| Document section |
⁂

NuSTATEENERGY HOLDINGS, INC. FormalMemo of Understanding (MOU)

EX-4.50 2 ex4-50.htm

 

NuSTATE ENERGY HOLDINGS, INC.

 

Formal Memo of Understanding (MOU)

 

March 27, 2017

 

Scott J. Wroblewski

NuState Energy Holdings (NSEH)

Chief Executive Officer (CEO)

 

Dear Elio,

 

NuState Energy Holdings (NSEH) is extremely pleased to submit a Memo of Understanding for NSEH to purchase up to 100 % of Air Cuba Corp.

 

We understand the desire to proceed expeditiously with the purchase by NSEH of Air Cuba’s Corp. We are prepared to move quickly on the transaction and believe we are well suited to do so. This letter summarizes our proposal discussed in person with Mr. Elio Vazquez and Mr. Ignacio Rodriguez of Air Cuba Corporation.

 

1. Purchase Terms.

 

NuState Energy Holdings (NSEH) (Buyer) would purchase 100% stake in Air Cuba Corp. (Seller) for $1,000,000 in the following terms:

 

- $25,000 deposit 4/01/17 after reviewing the financials and validating the use of proceeds for renewing the certificate.

⁂

| Job 1 |
Lay out the stored entries as a JSON list of strings, one string per line and no blank lines, starting at the first entry and continuing through the line that contains "value-cell: 76.2 [1073, 1234, 1139, 1314]".
| Job 2 |
Carry on the memo about NuState Energy Holdings buying Air Cuba Corp. from the point where the text stops.

[Stored entries]
⁂

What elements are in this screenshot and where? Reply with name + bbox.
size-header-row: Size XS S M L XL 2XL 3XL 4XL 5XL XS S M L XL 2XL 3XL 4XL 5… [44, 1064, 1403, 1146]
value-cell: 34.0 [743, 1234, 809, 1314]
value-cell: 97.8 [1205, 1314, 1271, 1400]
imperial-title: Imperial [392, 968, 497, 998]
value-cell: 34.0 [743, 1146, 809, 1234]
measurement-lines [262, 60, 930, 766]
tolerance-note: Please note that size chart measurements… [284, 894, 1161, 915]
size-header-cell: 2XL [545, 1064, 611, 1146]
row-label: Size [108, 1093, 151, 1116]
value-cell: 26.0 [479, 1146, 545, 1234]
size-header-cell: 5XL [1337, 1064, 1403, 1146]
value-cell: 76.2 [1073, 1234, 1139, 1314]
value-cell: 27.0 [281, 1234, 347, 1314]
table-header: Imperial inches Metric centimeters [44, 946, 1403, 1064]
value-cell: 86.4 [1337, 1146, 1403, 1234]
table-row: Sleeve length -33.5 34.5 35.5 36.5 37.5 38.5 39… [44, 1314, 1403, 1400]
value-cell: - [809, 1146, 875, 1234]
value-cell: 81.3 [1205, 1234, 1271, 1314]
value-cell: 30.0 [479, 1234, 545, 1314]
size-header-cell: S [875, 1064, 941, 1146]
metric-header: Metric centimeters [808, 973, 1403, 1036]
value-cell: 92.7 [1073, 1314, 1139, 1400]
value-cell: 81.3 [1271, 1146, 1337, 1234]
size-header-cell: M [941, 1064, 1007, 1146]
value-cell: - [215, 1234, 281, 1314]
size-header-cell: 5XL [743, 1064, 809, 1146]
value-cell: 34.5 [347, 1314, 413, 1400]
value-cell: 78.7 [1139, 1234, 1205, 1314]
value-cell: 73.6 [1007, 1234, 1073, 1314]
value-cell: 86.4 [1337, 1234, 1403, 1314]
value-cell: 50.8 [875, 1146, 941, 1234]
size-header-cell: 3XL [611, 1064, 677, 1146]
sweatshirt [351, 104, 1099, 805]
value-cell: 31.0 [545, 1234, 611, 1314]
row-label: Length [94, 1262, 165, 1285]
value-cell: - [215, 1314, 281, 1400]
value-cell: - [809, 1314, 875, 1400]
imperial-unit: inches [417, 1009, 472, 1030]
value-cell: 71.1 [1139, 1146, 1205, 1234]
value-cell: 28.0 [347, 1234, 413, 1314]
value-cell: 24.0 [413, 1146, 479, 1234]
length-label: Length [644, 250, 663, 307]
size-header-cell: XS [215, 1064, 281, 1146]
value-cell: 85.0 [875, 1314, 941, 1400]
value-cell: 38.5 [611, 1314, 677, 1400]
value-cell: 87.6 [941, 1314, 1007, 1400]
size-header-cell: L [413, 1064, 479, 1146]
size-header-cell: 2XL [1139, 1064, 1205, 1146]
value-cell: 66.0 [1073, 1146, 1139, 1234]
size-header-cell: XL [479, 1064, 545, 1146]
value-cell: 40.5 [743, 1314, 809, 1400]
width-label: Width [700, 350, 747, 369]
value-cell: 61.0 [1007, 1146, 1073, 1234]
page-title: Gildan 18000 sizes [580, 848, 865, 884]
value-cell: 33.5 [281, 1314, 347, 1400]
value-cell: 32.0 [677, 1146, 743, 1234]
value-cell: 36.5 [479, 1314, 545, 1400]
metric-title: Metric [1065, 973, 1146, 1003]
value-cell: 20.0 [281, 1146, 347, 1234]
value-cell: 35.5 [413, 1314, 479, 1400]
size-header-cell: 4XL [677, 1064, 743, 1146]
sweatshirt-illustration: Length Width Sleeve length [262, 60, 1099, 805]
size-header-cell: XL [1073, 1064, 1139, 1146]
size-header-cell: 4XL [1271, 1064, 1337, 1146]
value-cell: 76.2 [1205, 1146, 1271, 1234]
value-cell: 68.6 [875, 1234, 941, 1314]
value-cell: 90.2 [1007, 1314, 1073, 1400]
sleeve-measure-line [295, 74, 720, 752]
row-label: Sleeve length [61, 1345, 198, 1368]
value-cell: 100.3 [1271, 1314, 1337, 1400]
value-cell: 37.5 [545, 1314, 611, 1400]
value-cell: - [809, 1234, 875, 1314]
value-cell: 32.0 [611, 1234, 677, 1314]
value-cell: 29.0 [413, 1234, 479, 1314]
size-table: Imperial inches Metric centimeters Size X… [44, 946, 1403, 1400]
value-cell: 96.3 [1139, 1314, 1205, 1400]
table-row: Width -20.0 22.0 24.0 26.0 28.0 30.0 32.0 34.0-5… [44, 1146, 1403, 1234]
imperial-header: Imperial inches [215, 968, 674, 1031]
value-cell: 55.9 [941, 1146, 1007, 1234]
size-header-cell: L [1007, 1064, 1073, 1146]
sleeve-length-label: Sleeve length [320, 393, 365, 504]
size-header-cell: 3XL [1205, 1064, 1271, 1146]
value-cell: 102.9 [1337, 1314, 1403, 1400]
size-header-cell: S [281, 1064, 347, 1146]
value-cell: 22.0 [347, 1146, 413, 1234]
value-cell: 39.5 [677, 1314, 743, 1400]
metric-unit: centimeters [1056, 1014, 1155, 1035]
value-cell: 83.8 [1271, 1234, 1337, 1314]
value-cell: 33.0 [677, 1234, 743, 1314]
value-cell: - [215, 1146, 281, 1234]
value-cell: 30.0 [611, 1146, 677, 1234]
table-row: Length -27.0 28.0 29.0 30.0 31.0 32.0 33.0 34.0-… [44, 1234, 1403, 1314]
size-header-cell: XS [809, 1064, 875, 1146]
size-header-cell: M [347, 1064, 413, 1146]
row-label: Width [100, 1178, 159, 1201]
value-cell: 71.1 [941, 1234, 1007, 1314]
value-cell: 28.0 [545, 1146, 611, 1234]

⁂

| Output 1 |
[
  "What elements are in this screenshot and where? Reply with name + bbox.",
  "size-header-row: Size XS S M L XL 2XL 3XL 4XL 5XL XS S M L XL 2XL 3XL 4XL 5… [44, 1064, 1403, 1146]",
  "value-cell: 34.0 [743, 1234, 809, 1314]",
  "value-cell: 97.8 [1205, 1314, 1271, 1400]",
  "imperial-title: Imperial [392, 968, 497, 998]",
  "value-cell: 34.0 [743, 1146, 809, 1234]",
  "measurement-lines [262, 60, 930, 766]",
  "tolerance-note: Please note that size chart measurements… [284, 894, 1161, 915]",
  "size-header-cell: 2XL [545, 1064, 611, 1146]",
  "row-label: Size [108, 1093, 151, 1116]",
  "value-cell: 26.0 [479, 1146, 545, 1234]",
  "size-header-cell: 5XL [1337, 1064, 1403, 1146]",
  "value-cell: 76.2 [1073, 1234, 1139, 1314]"
]

| Output 2 |
 

- $25,000 within 30 days after the parties signs the final purchase agreement or May 1, 2017 whichever comes first.

 

- Air Cuba will receive money in 4 separate tranches of $250,000 for a total of $1,000,000 to be used for operations beginning in May based on certain performance measures mutually agreed upon.

 

-Air Cuba will permit us to place commercial aircraft’s on the certificate that will generate additional sales and earnings.

 

- Air Cuba and NSEH will enter into a share exchange agreement based on the agreed upon ownership consideration and evaluation of the certificate and trademark of the company estimated at $1,000,000.

 

- NSEH will be responsible for maintaining all accounting responsibilities including preparing Air Cuba’s audit at the close of the transaction.

 

- NSEH will retain three management positions with compensation for a minimum of three years including Jim DeSalvo, Elio Vazquez and Ignacio Rodriguez. NSEH and Air Cuba will mutually agree on compensation requirements and incentives. NSEH has the rights to elect one or all to the board of directors.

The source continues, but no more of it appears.